■ PROVIDED INFORMATION

+++

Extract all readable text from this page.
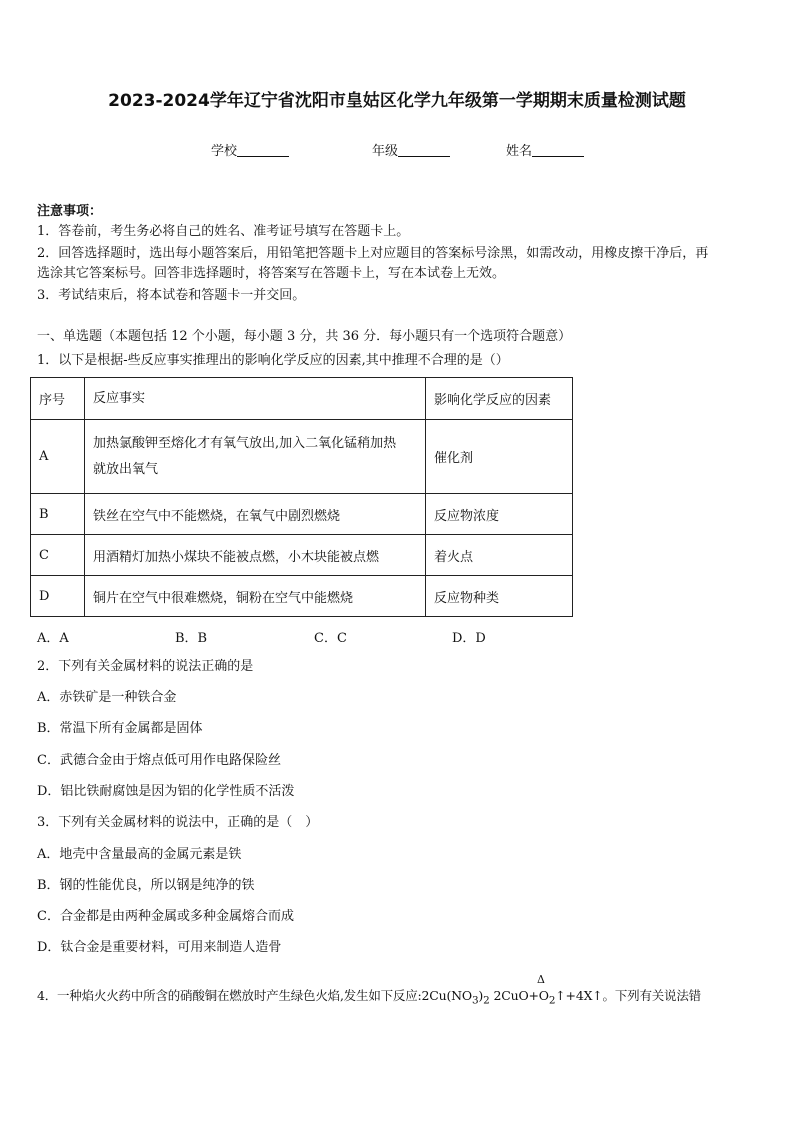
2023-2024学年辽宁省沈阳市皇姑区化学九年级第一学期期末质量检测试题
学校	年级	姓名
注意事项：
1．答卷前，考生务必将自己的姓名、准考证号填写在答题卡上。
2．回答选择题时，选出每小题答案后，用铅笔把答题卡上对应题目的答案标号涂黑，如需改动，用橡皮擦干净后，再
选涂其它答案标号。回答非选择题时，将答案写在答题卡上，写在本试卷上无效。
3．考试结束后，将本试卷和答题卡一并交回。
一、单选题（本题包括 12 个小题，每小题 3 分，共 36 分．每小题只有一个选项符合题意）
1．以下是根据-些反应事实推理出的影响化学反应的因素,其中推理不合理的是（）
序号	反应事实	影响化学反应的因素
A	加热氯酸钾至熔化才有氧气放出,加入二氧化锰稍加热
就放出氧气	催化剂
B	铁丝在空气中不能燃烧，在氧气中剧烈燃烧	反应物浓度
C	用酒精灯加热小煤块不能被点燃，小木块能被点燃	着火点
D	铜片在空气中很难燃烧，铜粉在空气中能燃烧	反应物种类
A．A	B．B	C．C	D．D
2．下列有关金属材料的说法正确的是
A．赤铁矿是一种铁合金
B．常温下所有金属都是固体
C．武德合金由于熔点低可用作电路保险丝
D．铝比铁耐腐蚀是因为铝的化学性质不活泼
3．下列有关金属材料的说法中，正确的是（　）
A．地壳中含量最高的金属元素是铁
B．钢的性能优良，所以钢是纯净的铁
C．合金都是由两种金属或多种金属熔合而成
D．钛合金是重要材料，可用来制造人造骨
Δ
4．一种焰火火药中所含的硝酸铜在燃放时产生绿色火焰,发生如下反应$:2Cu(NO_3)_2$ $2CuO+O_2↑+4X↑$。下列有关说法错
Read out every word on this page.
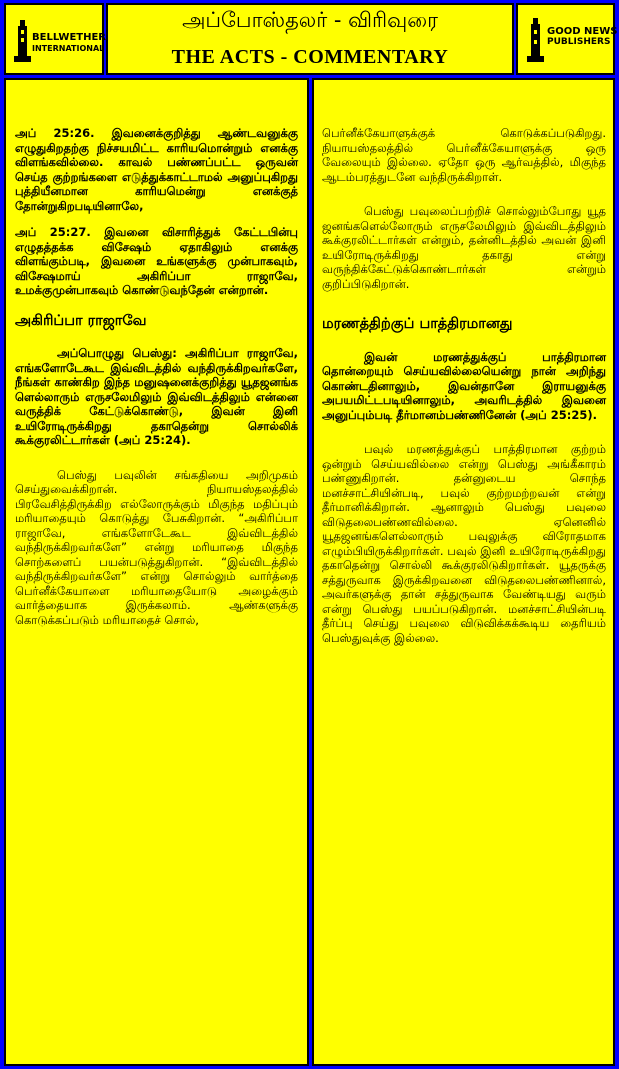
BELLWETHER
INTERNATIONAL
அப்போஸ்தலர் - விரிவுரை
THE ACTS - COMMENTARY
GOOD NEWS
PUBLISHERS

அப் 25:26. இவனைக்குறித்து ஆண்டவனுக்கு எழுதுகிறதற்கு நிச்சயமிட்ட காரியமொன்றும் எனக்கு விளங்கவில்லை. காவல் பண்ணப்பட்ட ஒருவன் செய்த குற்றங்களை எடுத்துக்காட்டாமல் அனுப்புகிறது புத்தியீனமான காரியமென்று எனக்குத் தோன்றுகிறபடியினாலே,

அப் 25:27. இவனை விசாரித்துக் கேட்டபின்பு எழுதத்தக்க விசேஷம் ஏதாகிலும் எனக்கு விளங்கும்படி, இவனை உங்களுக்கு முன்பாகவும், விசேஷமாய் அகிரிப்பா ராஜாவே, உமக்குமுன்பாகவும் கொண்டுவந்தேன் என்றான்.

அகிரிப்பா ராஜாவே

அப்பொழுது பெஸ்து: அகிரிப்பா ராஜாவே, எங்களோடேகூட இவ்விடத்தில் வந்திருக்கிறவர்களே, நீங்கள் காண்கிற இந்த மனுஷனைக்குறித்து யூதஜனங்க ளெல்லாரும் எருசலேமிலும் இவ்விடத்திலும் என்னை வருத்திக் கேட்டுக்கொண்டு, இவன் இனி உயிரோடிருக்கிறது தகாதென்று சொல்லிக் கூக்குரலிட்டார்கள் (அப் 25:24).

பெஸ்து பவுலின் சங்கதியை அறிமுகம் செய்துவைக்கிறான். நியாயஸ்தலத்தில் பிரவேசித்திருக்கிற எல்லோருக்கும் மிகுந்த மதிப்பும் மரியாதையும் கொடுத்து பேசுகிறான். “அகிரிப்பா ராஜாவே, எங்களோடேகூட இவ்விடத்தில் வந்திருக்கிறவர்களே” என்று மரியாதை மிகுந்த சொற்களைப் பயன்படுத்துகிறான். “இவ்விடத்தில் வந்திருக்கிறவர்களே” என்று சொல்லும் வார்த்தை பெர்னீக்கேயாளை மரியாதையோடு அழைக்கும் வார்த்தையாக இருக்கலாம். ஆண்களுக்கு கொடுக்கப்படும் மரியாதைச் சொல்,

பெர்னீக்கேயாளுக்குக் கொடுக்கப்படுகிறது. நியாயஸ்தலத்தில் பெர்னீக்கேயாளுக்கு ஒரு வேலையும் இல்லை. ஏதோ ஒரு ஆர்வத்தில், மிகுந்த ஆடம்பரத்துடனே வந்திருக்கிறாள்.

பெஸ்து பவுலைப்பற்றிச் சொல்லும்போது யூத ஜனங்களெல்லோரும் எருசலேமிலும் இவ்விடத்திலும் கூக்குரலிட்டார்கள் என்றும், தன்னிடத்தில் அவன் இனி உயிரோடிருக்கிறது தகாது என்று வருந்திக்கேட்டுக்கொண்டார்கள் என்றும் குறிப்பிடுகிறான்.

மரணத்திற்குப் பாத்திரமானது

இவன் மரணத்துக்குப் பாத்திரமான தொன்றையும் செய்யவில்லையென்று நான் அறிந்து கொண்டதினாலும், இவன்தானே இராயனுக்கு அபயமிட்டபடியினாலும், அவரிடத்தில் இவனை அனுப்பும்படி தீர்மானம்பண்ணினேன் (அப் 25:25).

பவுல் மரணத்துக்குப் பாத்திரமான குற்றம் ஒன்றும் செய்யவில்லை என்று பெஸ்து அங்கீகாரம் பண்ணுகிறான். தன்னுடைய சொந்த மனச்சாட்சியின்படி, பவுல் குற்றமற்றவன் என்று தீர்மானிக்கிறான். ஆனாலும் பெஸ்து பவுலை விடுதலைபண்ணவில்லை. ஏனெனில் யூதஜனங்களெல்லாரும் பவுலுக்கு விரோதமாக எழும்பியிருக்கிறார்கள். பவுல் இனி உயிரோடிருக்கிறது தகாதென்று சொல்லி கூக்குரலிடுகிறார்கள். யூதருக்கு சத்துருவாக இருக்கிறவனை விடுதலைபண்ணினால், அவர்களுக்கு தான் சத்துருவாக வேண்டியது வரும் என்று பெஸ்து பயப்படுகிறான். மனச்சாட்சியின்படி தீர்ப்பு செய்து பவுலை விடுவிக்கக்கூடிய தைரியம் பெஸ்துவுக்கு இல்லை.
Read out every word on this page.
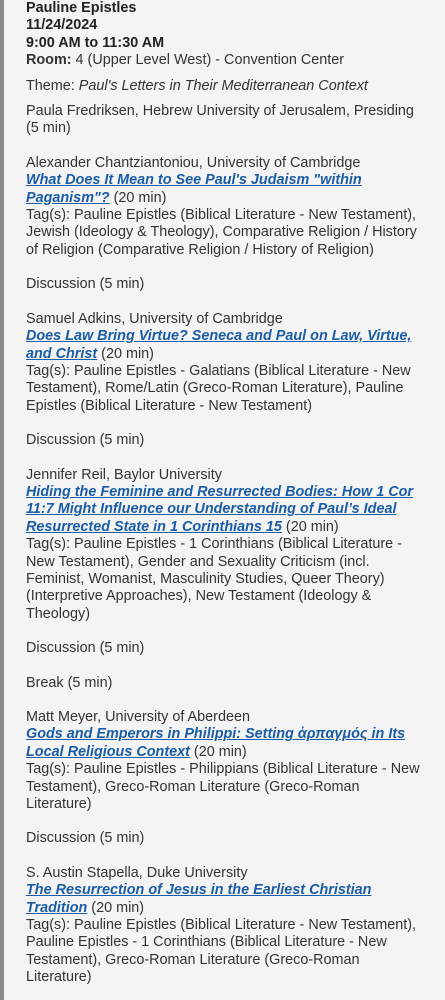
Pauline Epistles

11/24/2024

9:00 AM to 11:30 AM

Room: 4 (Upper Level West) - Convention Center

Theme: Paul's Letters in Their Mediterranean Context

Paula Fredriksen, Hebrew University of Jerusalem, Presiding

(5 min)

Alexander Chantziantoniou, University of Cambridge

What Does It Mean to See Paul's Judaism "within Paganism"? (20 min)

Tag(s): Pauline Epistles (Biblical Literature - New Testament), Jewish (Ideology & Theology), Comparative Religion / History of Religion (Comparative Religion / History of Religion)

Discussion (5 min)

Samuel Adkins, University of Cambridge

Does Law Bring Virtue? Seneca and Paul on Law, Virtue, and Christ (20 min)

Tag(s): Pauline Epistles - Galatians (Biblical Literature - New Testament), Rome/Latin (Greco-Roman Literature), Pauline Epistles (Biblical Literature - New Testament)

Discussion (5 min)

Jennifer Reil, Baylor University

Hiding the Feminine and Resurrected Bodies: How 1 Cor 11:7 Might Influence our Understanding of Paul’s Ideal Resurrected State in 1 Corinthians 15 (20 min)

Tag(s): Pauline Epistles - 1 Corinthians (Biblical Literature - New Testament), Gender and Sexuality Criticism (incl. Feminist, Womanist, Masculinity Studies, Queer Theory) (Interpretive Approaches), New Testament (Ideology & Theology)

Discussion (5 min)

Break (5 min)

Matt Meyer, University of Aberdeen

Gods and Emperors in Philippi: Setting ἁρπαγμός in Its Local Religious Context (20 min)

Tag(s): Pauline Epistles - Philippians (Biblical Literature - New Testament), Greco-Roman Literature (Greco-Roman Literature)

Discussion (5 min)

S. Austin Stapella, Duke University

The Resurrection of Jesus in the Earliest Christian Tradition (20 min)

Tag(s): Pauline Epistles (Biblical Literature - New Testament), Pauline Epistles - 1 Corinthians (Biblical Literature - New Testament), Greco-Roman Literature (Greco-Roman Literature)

+++

■ EXERCISE DESCRIPTION
Copy every line of the data that holds the string "Ideology".

■ ANSWER FOR THE TASK
Tag(s): Pauline Epistles (Biblical Literature - New Testament), Jewish (Ideology & Theology), Comparative Religion / History of Religion (Comparative Religion / History of Religion)
Tag(s): Pauline Epistles - 1 Corinthians (Biblical Literature - New Testament), Gender and Sexuality Criticism (incl. Feminist, Womanist, Masculinity Studies, Queer Theory) (Interpretive Approaches), New Testament (Ideology & Theology)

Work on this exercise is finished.